__SHORT PROBLEM__
Work through the data below line by line and say how many lines hold "JSON"; give only the number.

┄┄┄┄┄┄┄┄┄┄

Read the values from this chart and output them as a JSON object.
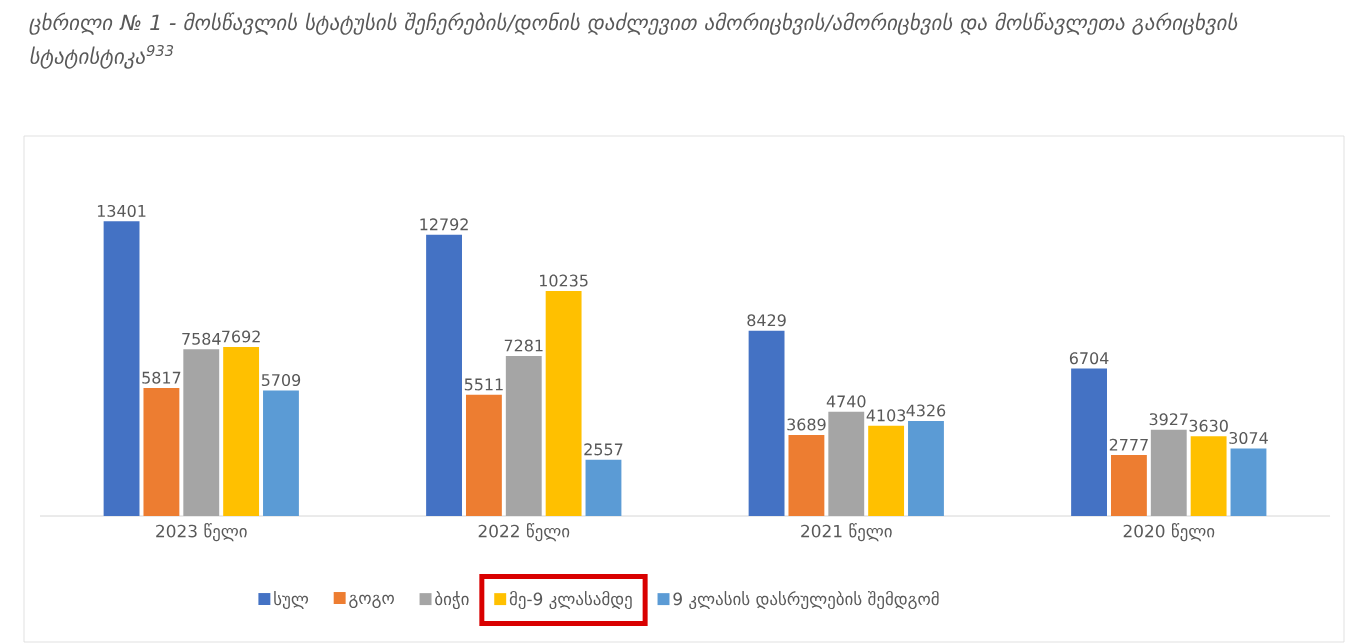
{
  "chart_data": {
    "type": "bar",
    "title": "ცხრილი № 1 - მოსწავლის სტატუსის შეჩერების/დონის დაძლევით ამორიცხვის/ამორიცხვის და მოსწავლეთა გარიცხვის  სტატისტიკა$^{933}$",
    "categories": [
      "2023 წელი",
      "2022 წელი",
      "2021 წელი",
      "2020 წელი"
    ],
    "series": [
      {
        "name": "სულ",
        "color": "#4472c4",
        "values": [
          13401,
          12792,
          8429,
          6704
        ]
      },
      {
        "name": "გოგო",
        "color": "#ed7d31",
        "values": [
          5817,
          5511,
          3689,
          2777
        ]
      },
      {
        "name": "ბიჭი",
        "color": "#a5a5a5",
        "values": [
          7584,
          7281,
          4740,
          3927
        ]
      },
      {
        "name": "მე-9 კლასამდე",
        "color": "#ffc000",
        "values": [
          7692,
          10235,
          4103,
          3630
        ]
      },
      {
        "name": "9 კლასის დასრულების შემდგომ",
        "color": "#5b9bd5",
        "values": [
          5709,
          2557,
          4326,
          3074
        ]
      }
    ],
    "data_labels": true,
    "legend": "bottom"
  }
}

┄┄┄┄┄┄┄┄┄┄

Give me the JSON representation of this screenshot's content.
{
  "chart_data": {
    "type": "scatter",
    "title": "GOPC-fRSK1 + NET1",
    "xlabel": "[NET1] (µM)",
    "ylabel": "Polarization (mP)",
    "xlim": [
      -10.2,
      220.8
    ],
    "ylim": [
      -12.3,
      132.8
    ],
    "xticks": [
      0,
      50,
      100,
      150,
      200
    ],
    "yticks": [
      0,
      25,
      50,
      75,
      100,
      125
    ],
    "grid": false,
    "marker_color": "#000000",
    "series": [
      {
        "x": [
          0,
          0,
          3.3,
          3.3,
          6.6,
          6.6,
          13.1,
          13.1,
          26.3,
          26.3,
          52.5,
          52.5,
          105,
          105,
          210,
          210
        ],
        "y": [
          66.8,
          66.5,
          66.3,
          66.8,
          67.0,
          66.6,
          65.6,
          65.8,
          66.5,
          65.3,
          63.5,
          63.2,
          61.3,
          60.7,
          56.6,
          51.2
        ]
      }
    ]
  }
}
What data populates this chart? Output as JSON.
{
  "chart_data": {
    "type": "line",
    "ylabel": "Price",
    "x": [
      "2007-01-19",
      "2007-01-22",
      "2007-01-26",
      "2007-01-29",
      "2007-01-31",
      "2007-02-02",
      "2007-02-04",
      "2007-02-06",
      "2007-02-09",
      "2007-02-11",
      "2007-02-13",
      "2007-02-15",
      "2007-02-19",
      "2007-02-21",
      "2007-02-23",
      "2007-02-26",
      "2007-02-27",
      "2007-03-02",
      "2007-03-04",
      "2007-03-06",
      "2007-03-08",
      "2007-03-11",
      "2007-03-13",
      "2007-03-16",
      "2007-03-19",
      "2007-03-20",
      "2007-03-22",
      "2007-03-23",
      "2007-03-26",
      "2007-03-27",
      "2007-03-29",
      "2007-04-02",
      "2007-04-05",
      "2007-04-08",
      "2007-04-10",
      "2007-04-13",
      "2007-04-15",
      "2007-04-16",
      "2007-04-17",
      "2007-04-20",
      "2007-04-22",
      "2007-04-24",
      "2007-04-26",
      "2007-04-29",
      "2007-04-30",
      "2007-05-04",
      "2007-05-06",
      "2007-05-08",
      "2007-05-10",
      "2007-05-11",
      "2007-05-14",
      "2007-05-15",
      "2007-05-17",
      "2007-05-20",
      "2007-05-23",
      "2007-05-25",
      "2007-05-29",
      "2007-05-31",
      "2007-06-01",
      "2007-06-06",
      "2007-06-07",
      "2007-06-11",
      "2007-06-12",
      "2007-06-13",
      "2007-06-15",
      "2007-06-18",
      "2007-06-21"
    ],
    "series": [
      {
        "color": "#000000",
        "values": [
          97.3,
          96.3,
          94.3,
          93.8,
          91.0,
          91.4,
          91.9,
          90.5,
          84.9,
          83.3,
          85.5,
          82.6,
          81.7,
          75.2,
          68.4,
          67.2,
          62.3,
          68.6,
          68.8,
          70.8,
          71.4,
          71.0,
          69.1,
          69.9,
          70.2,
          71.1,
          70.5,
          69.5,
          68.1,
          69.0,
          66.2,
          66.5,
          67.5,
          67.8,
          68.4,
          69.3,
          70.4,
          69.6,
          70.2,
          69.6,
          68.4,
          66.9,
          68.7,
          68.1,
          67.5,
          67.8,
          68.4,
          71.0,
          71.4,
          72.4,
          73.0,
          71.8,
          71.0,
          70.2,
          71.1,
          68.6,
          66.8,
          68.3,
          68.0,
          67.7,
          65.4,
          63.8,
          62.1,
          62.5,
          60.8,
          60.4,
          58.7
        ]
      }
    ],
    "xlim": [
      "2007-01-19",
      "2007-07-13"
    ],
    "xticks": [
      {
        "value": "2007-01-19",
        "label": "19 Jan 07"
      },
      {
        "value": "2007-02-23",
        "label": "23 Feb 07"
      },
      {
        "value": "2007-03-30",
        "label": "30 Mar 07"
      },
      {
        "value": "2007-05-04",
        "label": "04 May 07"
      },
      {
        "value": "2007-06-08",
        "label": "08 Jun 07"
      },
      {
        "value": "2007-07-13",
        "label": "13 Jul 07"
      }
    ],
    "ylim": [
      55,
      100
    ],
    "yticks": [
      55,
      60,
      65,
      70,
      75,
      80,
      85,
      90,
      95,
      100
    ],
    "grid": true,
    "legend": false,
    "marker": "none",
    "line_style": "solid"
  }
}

┄┄┄┄┄┄┄┄┄┄

__REPLY__
3